_What needs to be done_. Pull every line of text from the material below and copy it out word for word, leaving out the pictures.

_Dataset_.
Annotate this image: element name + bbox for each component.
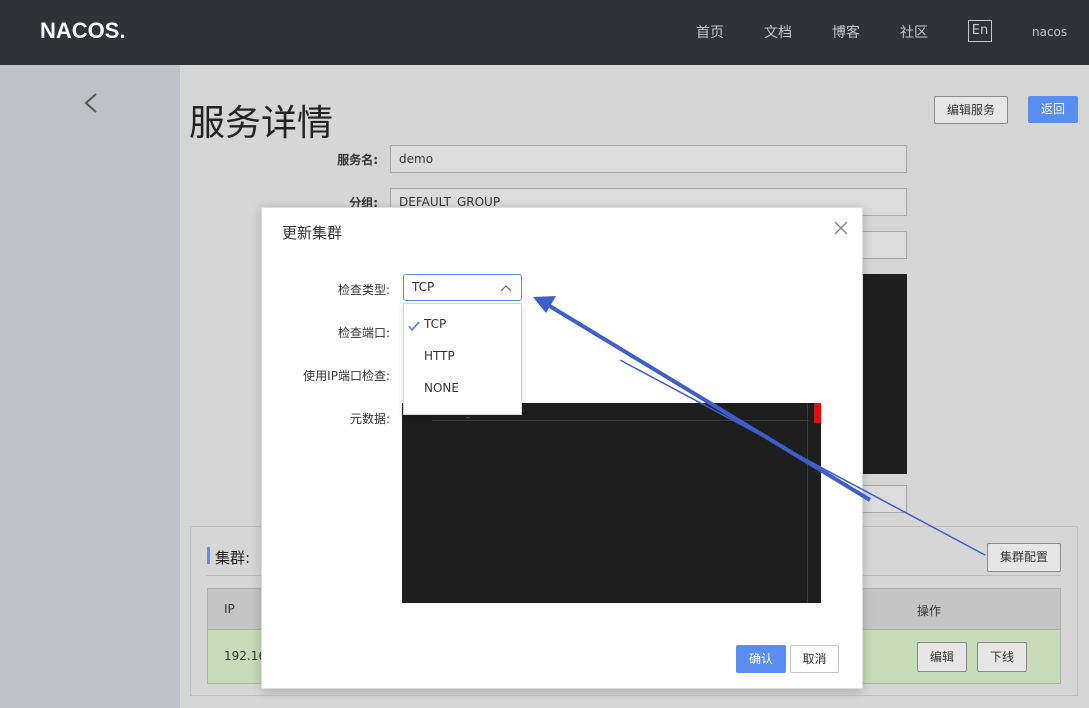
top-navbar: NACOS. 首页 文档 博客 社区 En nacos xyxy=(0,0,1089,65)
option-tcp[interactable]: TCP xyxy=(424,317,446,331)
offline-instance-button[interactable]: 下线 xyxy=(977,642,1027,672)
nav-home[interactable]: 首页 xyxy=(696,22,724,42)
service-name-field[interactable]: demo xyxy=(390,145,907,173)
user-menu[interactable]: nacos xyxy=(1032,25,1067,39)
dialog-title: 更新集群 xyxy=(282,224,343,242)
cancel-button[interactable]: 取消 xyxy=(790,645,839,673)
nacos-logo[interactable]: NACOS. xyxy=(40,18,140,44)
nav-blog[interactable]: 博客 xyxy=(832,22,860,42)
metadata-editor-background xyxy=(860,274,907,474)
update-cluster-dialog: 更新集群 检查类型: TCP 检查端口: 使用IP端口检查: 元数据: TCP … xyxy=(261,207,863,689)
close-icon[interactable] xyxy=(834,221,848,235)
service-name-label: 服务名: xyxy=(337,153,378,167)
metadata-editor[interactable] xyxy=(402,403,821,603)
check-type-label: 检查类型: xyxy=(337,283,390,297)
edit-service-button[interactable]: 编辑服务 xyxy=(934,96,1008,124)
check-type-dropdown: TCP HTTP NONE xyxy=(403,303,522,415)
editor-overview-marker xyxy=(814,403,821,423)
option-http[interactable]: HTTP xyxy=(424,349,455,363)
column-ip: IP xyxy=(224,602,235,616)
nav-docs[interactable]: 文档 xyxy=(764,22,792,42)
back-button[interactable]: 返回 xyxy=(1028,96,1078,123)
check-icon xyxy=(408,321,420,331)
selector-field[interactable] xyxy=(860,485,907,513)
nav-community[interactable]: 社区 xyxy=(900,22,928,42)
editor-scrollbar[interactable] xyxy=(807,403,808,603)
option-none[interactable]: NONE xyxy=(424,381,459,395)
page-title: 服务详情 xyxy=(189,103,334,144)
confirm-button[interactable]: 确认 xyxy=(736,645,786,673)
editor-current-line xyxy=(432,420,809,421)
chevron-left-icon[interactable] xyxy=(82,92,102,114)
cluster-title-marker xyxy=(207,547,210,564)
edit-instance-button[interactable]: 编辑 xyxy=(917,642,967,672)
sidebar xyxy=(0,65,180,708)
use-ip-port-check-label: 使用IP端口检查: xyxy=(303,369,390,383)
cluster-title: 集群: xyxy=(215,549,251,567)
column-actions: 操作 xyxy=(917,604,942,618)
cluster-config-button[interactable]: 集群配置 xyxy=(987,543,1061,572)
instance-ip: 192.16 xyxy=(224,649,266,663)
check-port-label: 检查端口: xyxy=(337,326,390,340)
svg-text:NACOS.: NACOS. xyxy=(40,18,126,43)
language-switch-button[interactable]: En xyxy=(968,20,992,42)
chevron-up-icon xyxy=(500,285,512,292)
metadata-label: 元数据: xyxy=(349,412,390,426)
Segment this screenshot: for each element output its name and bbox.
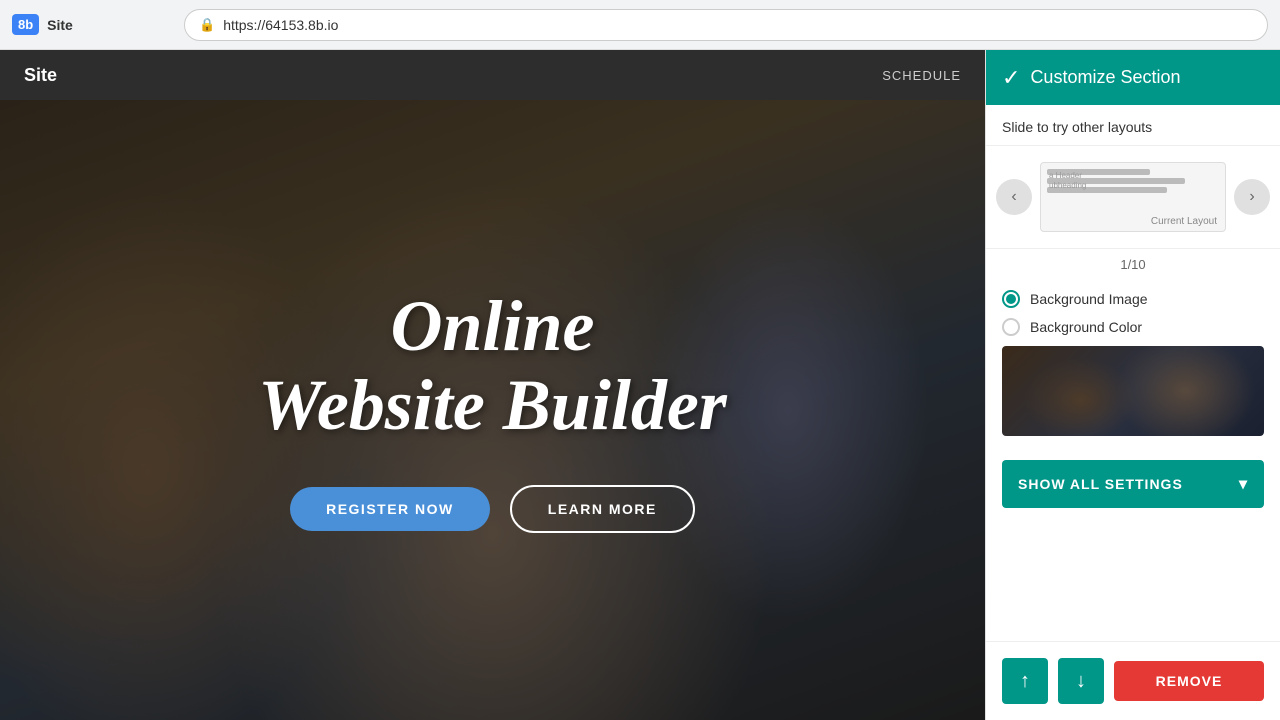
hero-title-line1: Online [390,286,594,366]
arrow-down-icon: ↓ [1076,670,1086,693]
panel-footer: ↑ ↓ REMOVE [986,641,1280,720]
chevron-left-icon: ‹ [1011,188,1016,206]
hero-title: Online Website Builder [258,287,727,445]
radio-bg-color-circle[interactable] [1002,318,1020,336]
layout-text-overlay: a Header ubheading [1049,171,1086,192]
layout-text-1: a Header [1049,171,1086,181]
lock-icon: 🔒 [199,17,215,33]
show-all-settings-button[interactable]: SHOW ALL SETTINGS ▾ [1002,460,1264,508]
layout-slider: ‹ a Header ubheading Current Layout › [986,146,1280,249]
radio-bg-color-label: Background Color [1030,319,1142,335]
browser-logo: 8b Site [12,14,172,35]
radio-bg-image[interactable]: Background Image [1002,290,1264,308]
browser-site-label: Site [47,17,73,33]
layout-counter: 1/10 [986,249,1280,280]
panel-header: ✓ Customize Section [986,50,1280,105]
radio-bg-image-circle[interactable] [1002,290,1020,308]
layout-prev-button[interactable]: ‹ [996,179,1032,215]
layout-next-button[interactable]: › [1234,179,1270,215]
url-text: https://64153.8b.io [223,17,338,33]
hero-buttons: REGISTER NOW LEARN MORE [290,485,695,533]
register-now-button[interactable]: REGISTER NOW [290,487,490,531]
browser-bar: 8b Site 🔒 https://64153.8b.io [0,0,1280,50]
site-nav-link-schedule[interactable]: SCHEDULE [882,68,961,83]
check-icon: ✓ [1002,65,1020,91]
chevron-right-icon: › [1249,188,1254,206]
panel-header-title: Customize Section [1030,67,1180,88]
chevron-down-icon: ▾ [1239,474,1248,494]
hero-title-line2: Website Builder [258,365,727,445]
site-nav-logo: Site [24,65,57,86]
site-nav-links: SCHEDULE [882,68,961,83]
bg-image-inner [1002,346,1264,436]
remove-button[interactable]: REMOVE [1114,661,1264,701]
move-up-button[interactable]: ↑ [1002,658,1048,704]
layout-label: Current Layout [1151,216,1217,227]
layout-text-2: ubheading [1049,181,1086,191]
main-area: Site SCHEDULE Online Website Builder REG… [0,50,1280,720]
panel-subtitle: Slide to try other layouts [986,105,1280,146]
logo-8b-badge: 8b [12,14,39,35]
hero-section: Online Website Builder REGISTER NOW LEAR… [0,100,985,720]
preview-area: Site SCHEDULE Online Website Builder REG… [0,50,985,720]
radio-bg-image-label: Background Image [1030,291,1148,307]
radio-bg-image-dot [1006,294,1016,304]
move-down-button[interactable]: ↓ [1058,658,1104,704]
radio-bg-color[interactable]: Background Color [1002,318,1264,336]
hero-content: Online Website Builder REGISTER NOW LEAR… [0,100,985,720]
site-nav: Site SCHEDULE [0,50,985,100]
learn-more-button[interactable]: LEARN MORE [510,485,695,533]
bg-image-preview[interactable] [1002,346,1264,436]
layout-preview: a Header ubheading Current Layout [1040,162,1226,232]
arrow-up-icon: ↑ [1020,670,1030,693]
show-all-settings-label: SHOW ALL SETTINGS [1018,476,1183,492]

_Response for this exercise_.
Annotate this image: element name + bbox for each component.
top-navbar: NACOS. 首页 文档 博客 社区 En nacos xyxy=(0,0,1089,65)
option-tcp[interactable]: TCP xyxy=(424,317,446,331)
offline-instance-button[interactable]: 下线 xyxy=(977,642,1027,672)
nav-home[interactable]: 首页 xyxy=(696,22,724,42)
service-name-field[interactable]: demo xyxy=(390,145,907,173)
user-menu[interactable]: nacos xyxy=(1032,25,1067,39)
dialog-title: 更新集群 xyxy=(282,224,343,242)
cancel-button[interactable]: 取消 xyxy=(790,645,839,673)
nacos-logo[interactable]: NACOS. xyxy=(40,18,140,44)
nav-blog[interactable]: 博客 xyxy=(832,22,860,42)
metadata-editor-background xyxy=(860,274,907,474)
update-cluster-dialog: 更新集群 检查类型: TCP 检查端口: 使用IP端口检查: 元数据: TCP … xyxy=(261,207,863,689)
close-icon[interactable] xyxy=(834,221,848,235)
service-name-label: 服务名: xyxy=(337,153,378,167)
metadata-editor[interactable] xyxy=(402,403,821,603)
check-type-label: 检查类型: xyxy=(337,283,390,297)
edit-service-button[interactable]: 编辑服务 xyxy=(934,96,1008,124)
check-type-dropdown: TCP HTTP NONE xyxy=(403,303,522,415)
editor-overview-marker xyxy=(814,403,821,423)
option-http[interactable]: HTTP xyxy=(424,349,455,363)
column-ip: IP xyxy=(224,602,235,616)
nav-docs[interactable]: 文档 xyxy=(764,22,792,42)
back-button[interactable]: 返回 xyxy=(1028,96,1078,123)
check-icon xyxy=(408,321,420,331)
selector-field[interactable] xyxy=(860,485,907,513)
nav-community[interactable]: 社区 xyxy=(900,22,928,42)
editor-scrollbar[interactable] xyxy=(807,403,808,603)
option-none[interactable]: NONE xyxy=(424,381,459,395)
page-title: 服务详情 xyxy=(189,103,334,144)
confirm-button[interactable]: 确认 xyxy=(736,645,786,673)
editor-current-line xyxy=(432,420,809,421)
chevron-left-icon[interactable] xyxy=(82,92,102,114)
cluster-title-marker xyxy=(207,547,210,564)
edit-instance-button[interactable]: 编辑 xyxy=(917,642,967,672)
sidebar xyxy=(0,65,180,708)
use-ip-port-check-label: 使用IP端口检查: xyxy=(303,369,390,383)
cluster-title: 集群: xyxy=(215,549,251,567)
column-actions: 操作 xyxy=(917,604,942,618)
cluster-config-button[interactable]: 集群配置 xyxy=(987,543,1061,572)
instance-ip: 192.16 xyxy=(224,649,266,663)
check-port-label: 检查端口: xyxy=(337,326,390,340)
svg-text:NACOS.: NACOS. xyxy=(40,18,126,43)
language-switch-button[interactable]: En xyxy=(968,20,992,42)
chevron-up-icon xyxy=(500,285,512,292)
metadata-label: 元数据: xyxy=(349,412,390,426)
Segment this screenshot: for each element output its name and bbox.
hero-title-line1: Online [390,286,594,366]
arrow-down-icon: ↓ [1076,670,1086,693]
panel-footer: ↑ ↓ REMOVE [986,641,1280,720]
chevron-left-icon: ‹ [1011,188,1016,206]
hero-title: Online Website Builder [258,287,727,445]
radio-bg-color-circle[interactable] [1002,318,1020,336]
layout-text-overlay: a Header ubheading [1049,171,1086,192]
layout-text-1: a Header [1049,171,1086,181]
lock-icon: 🔒 [199,17,215,33]
show-all-settings-button[interactable]: SHOW ALL SETTINGS ▾ [1002,460,1264,508]
layout-slider: ‹ a Header ubheading Current Layout › [986,146,1280,249]
radio-bg-color-label: Background Color [1030,319,1142,335]
browser-logo: 8b Site [12,14,172,35]
radio-bg-image[interactable]: Background Image [1002,290,1264,308]
browser-site-label: Site [47,17,73,33]
layout-counter: 1/10 [986,249,1280,280]
panel-header: ✓ Customize Section [986,50,1280,105]
radio-bg-image-circle[interactable] [1002,290,1020,308]
layout-prev-button[interactable]: ‹ [996,179,1032,215]
layout-next-button[interactable]: › [1234,179,1270,215]
url-text: https://64153.8b.io [223,17,338,33]
hero-buttons: REGISTER NOW LEARN MORE [290,485,695,533]
register-now-button[interactable]: REGISTER NOW [290,487,490,531]
browser-bar: 8b Site 🔒 https://64153.8b.io [0,0,1280,50]
site-nav-link-schedule[interactable]: SCHEDULE [882,68,961,83]
check-icon: ✓ [1002,65,1020,91]
chevron-right-icon: › [1249,188,1254,206]
panel-header-title: Customize Section [1030,67,1180,88]
chevron-down-icon: ▾ [1239,474,1248,494]
hero-title-line2: Website Builder [258,365,727,445]
site-nav-logo: Site [24,65,57,86]
site-nav-links: SCHEDULE [882,68,961,83]
bg-image-inner [1002,346,1264,436]
remove-button[interactable]: REMOVE [1114,661,1264,701]
move-up-button[interactable]: ↑ [1002,658,1048,704]
layout-label: Current Layout [1151,216,1217,227]
layout-text-2: ubheading [1049,181,1086,191]
main-area: Site SCHEDULE Online Website Builder REG… [0,50,1280,720]
panel-subtitle: Slide to try other layouts [986,105,1280,146]
logo-8b-badge: 8b [12,14,39,35]
hero-section: Online Website Builder REGISTER NOW LEAR… [0,100,985,720]
preview-area: Site SCHEDULE Online Website Builder REG… [0,50,985,720]
radio-bg-image-label: Background Image [1030,291,1148,307]
radio-bg-image-dot [1006,294,1016,304]
move-down-button[interactable]: ↓ [1058,658,1104,704]
radio-bg-color[interactable]: Background Color [1002,318,1264,336]
hero-content: Online Website Builder REGISTER NOW LEAR… [0,100,985,720]
site-nav: Site SCHEDULE [0,50,985,100]
learn-more-button[interactable]: LEARN MORE [510,485,695,533]
bg-image-preview[interactable] [1002,346,1264,436]
layout-preview: a Header ubheading Current Layout [1040,162,1226,232]
arrow-up-icon: ↑ [1020,670,1030,693]
show-all-settings-label: SHOW ALL SETTINGS [1018,476,1183,492]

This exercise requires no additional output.